EXERCISE GOAL
Copy each line that contains the string "Místo".

......

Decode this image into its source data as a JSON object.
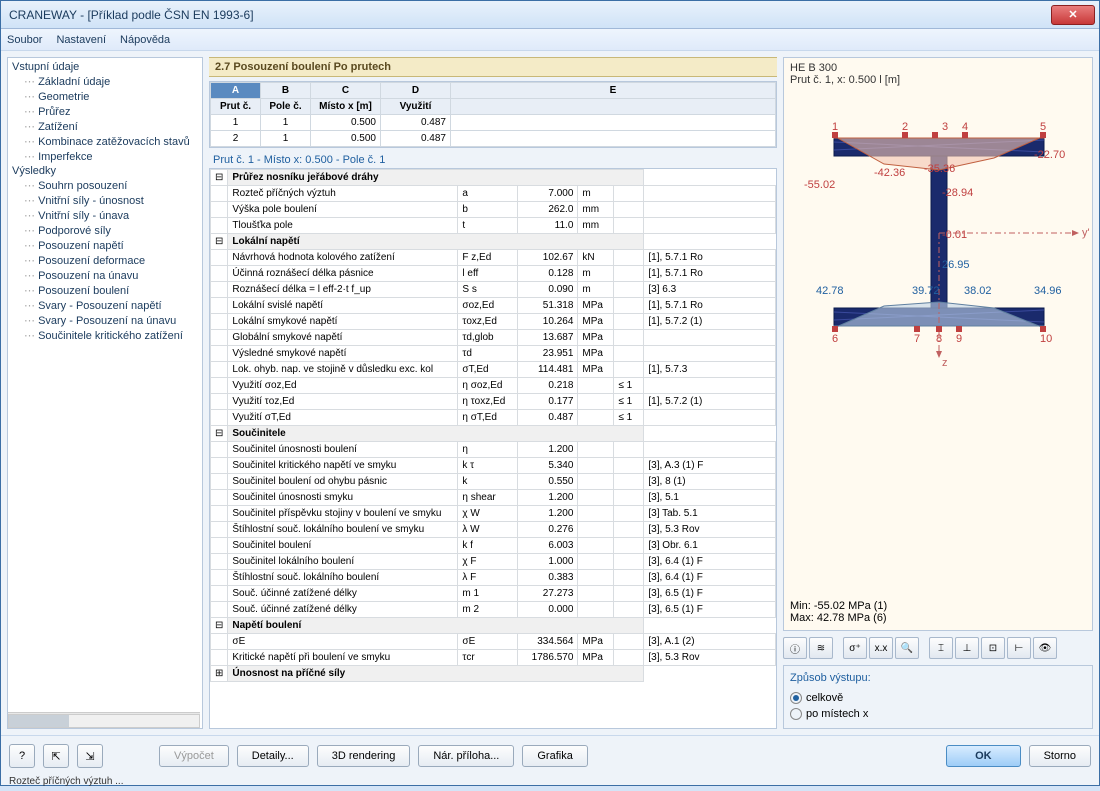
{
  "window": {
    "title": "CRANEWAY - [Příklad podle ČSN EN 1993-6]"
  },
  "menu": [
    "Soubor",
    "Nastavení",
    "Nápověda"
  ],
  "tree": {
    "group1": {
      "label": "Vstupní údaje",
      "items": [
        "Základní údaje",
        "Geometrie",
        "Průřez",
        "Zatížení",
        "Kombinace zatěžovacích stavů",
        "Imperfekce"
      ]
    },
    "group2": {
      "label": "Výsledky",
      "items": [
        "Souhrn posouzení",
        "Vnitřní síly - únosnost",
        "Vnitřní síly - únava",
        "Podporové síly",
        "Posouzení napětí",
        "Posouzení deformace",
        "Posouzení na únavu",
        "Posouzení boulení",
        "Svary - Posouzení napětí",
        "Svary - Posouzení na únavu",
        "Součinitele kritického zatížení"
      ]
    }
  },
  "section_title": "2.7 Posouzení boulení Po prutech",
  "top_grid": {
    "cols": [
      "A",
      "B",
      "C",
      "D",
      "E"
    ],
    "headers": [
      "Prut č.",
      "Pole č.",
      "Místo x [m]",
      "Využití",
      ""
    ],
    "rows": [
      [
        "1",
        "1",
        "0.500",
        "0.487",
        ""
      ],
      [
        "2",
        "1",
        "0.500",
        "0.487",
        ""
      ]
    ]
  },
  "sub_header": "Prut č.  1  -  Místo x:  0.500  -  Pole č.  1",
  "details": [
    {
      "type": "hdr",
      "expand": "⊟",
      "label": "Průřez nosníku jeřábové dráhy"
    },
    {
      "label": "Rozteč příčných výztuh",
      "sym": "a",
      "val": "7.000",
      "unit": "m"
    },
    {
      "label": "Výška pole boulení",
      "sym": "b",
      "val": "262.0",
      "unit": "mm"
    },
    {
      "label": "Tloušťka pole",
      "sym": "t",
      "val": "11.0",
      "unit": "mm"
    },
    {
      "type": "hdr",
      "expand": "⊟",
      "label": "Lokální napětí"
    },
    {
      "label": "Návrhová hodnota kolového zatížení",
      "sym": "F z,Ed",
      "val": "102.67",
      "unit": "kN",
      "ref": "[1], 5.7.1 Ro"
    },
    {
      "label": "Účinná roznášecí délka pásnice",
      "sym": "l eff",
      "val": "0.128",
      "unit": "m",
      "ref": "[1], 5.7.1 Ro"
    },
    {
      "label": "Roznášecí délka = l eff-2·t f_up",
      "sym": "S s",
      "val": "0.090",
      "unit": "m",
      "ref": "[3] 6.3"
    },
    {
      "label": "Lokální svislé napětí",
      "sym": "σoz,Ed",
      "val": "51.318",
      "unit": "MPa",
      "ref": "[1], 5.7.1 Ro"
    },
    {
      "label": "Lokální smykové napětí",
      "sym": "τoxz,Ed",
      "val": "10.264",
      "unit": "MPa",
      "ref": "[1], 5.7.2 (1)"
    },
    {
      "label": "Globální smykové napětí",
      "sym": "τd,glob",
      "val": "13.687",
      "unit": "MPa"
    },
    {
      "label": "Výsledné smykové napětí",
      "sym": "τd",
      "val": "23.951",
      "unit": "MPa"
    },
    {
      "label": "Lok. ohyb. nap. ve stojině v důsledku exc. kol",
      "sym": "σT,Ed",
      "val": "114.481",
      "unit": "MPa",
      "ref": "[1], 5.7.3"
    },
    {
      "label": "Využití σoz,Ed",
      "sym": "η σoz,Ed",
      "val": "0.218",
      "cond": "≤ 1"
    },
    {
      "label": "Využití τoz,Ed",
      "sym": "η τoxz,Ed",
      "val": "0.177",
      "cond": "≤ 1",
      "ref": "[1], 5.7.2 (1)"
    },
    {
      "label": "Využití σT,Ed",
      "sym": "η σT,Ed",
      "val": "0.487",
      "cond": "≤ 1"
    },
    {
      "type": "hdr",
      "expand": "⊟",
      "label": "Součinitele"
    },
    {
      "label": "Součinitel únosnosti boulení",
      "sym": "η",
      "val": "1.200"
    },
    {
      "label": "Součinitel kritického napětí ve smyku",
      "sym": "k τ",
      "val": "5.340",
      "ref": "[3], A.3 (1) F"
    },
    {
      "label": "Součinitel boulení od ohybu pásnic",
      "sym": "k",
      "val": "0.550",
      "ref": "[3], 8 (1)"
    },
    {
      "label": "Součinitel únosnosti smyku",
      "sym": "η shear",
      "val": "1.200",
      "ref": "[3], 5.1"
    },
    {
      "label": "Součinitel příspěvku stojiny v boulení ve smyku",
      "sym": "χ W",
      "val": "1.200",
      "ref": "[3] Tab. 5.1"
    },
    {
      "label": "Štíhlostní souč. lokálního boulení ve smyku",
      "sym": "λ W",
      "val": "0.276",
      "ref": "[3], 5.3 Rov"
    },
    {
      "label": "Součinitel boulení",
      "sym": "k f",
      "val": "6.003",
      "ref": "[3] Obr. 6.1"
    },
    {
      "label": "Součinitel lokálního boulení",
      "sym": "χ F",
      "val": "1.000",
      "ref": "[3], 6.4 (1) F"
    },
    {
      "label": "Štíhlostní souč. lokálního boulení",
      "sym": "λ F",
      "val": "0.383",
      "ref": "[3], 6.4 (1) F"
    },
    {
      "label": "Souč. účinné zatížené délky",
      "sym": "m 1",
      "val": "27.273",
      "ref": "[3], 6.5 (1) F"
    },
    {
      "label": "Souč. účinné zatížené délky",
      "sym": "m 2",
      "val": "0.000",
      "ref": "[3], 6.5 (1) F"
    },
    {
      "type": "hdr",
      "expand": "⊟",
      "label": "Napětí boulení"
    },
    {
      "label": "σE",
      "sym": "σE",
      "val": "334.564",
      "unit": "MPa",
      "ref": "[3], A.1 (2)"
    },
    {
      "label": "Kritické napětí při boulení ve smyku",
      "sym": "τcr",
      "val": "1786.570",
      "unit": "MPa",
      "ref": "[3], 5.3 Rov"
    },
    {
      "type": "hdr",
      "expand": "⊞",
      "label": "Únosnost na příčné síly"
    }
  ],
  "diagram": {
    "profile": "HE B 300",
    "subtitle": "Prut č. 1, x: 0.500 l [m]",
    "labels": {
      "tl1": "1",
      "tl2": "2",
      "tl3": "3",
      "tl4": "4",
      "tl5": "5",
      "bl6": "6",
      "bl7": "7",
      "bl8": "8",
      "bl9": "9",
      "bl10": "10"
    },
    "values": {
      "v1": "-55.02",
      "v2": "-42.36",
      "v3": "-35.36",
      "v4": "-28.94",
      "v5": "-22.70",
      "v6": "42.78",
      "v7": "39.72",
      "v71": "-0.01",
      "v72": "26.95",
      "v8": "38.02",
      "v9": "34.96"
    },
    "axis": {
      "y": "y'",
      "z": "z"
    },
    "min": "Min:      -55.02  MPa (1)",
    "max": "Max:      42.78  MPa (6)"
  },
  "toolbar_icons": [
    "ⓘ",
    "≋",
    "σ⁺",
    "x.x",
    "🔍",
    "⌶",
    "⊥",
    "⊡",
    "⊢",
    "👁"
  ],
  "output": {
    "title": "Způsob výstupu:",
    "opt1": "celkově",
    "opt2": "po místech x",
    "selected": 0
  },
  "buttons": {
    "calc": "Výpočet",
    "details": "Detaily...",
    "render": "3D rendering",
    "annex": "Nár. příloha...",
    "graphics": "Grafika",
    "ok": "OK",
    "cancel": "Storno"
  },
  "status": "Rozteč příčných výztuh ..."
}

......

EXERCISE SOLUTION
      "Místo x [m]",
  "sub_header": "Prut č.  1  -  Místo x:  0.500  -  Pole č.  1",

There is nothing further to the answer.